• [TASK DESCRIPTION]: Format everything from the start of the data down to the line containing "data-label: 2,6 bbox=[416, 175, 431, 187]" as a numbered list, both ends included and blank lines omitted.

---

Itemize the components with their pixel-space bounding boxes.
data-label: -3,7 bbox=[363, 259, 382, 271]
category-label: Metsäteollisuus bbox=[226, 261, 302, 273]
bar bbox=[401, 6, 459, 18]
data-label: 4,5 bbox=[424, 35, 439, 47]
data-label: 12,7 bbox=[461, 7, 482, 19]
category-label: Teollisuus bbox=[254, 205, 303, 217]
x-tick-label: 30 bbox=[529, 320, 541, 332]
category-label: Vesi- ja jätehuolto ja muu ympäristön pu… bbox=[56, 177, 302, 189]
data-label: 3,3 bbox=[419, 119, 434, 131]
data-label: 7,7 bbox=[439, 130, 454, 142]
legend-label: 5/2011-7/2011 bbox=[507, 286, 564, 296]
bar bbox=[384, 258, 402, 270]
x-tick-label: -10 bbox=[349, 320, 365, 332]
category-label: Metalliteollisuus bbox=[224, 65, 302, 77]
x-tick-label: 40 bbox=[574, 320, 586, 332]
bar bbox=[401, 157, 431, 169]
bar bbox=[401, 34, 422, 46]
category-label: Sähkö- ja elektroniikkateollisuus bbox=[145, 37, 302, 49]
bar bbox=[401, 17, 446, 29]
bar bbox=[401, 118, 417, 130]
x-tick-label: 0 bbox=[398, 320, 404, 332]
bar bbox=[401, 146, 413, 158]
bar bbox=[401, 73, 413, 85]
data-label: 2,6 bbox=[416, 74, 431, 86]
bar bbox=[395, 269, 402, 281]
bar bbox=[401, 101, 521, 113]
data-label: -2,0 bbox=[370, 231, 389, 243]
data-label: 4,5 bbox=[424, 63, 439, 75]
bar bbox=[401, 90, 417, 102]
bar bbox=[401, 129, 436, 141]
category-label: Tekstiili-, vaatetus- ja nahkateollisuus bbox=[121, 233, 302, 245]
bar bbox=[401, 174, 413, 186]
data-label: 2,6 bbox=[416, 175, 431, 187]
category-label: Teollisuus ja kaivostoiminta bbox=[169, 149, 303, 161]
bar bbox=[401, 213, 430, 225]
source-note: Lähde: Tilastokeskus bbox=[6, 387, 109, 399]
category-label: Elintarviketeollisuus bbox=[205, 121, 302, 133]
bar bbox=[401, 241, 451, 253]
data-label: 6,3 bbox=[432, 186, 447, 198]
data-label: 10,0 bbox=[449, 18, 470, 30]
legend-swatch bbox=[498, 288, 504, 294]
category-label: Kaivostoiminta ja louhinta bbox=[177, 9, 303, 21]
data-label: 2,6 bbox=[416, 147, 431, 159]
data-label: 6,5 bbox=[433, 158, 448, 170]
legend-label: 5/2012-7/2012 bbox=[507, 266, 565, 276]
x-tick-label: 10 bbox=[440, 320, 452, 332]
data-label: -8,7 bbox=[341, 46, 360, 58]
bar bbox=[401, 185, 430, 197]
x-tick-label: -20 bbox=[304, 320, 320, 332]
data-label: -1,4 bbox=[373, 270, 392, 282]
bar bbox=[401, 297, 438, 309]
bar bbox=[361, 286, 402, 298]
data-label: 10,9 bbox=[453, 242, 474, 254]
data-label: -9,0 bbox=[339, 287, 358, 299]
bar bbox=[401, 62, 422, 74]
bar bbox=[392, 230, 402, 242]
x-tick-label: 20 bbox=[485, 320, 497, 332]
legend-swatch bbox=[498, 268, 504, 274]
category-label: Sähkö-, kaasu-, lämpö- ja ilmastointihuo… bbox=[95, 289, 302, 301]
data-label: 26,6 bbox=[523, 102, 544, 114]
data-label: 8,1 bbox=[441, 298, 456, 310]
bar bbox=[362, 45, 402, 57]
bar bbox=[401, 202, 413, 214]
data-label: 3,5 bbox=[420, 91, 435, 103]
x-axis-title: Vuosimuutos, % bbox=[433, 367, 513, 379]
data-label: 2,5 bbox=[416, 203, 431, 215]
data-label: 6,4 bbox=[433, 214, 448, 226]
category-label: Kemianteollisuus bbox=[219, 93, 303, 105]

---

• [WRITTEN REPLY]:
1. Itemize the components with their pixel-space bounding boxes.
2. data-label: -3,7 bbox=[363, 259, 382, 271]
3. category-label: Metsäteollisuus bbox=[226, 261, 302, 273]
4. bar bbox=[401, 6, 459, 18]
5. data-label: 4,5 bbox=[424, 35, 439, 47]
6. data-label: 12,7 bbox=[461, 7, 482, 19]
7. category-label: Teollisuus bbox=[254, 205, 303, 217]
8. x-tick-label: 30 bbox=[529, 320, 541, 332]
9. category-label: Vesi- ja jätehuolto ja muu ympäristön pu… bbox=[56, 177, 302, 189]
10. data-label: 3,3 bbox=[419, 119, 434, 131]
11. data-label: 7,7 bbox=[439, 130, 454, 142]
12. legend-label: 5/2011-7/2011 bbox=[507, 286, 564, 296]
13. bar bbox=[384, 258, 402, 270]
14. x-tick-label: -10 bbox=[349, 320, 365, 332]
15. category-label: Metalliteollisuus bbox=[224, 65, 302, 77]
16. x-tick-label: 40 bbox=[574, 320, 586, 332]
17. bar bbox=[401, 157, 431, 169]
18. bar bbox=[401, 34, 422, 46]
19. category-label: Sähkö- ja elektroniikkateollisuus bbox=[145, 37, 302, 49]
20. bar bbox=[401, 17, 446, 29]
21. bar bbox=[401, 118, 417, 130]
22. x-tick-label: 0 bbox=[398, 320, 404, 332]
23. bar bbox=[401, 146, 413, 158]
24. bar bbox=[401, 73, 413, 85]
25. data-label: 2,6 bbox=[416, 74, 431, 86]
26. bar bbox=[395, 269, 402, 281]
27. bar bbox=[401, 101, 521, 113]
28. data-label: -2,0 bbox=[370, 231, 389, 243]
29. data-label: 4,5 bbox=[424, 63, 439, 75]
30. bar bbox=[401, 90, 417, 102]
31. bar bbox=[401, 129, 436, 141]
32. category-label: Tekstiili-, vaatetus- ja nahkateollisuus bbox=[121, 233, 302, 245]
33. bar bbox=[401, 174, 413, 186]
34. data-label: 2,6 bbox=[416, 175, 431, 187]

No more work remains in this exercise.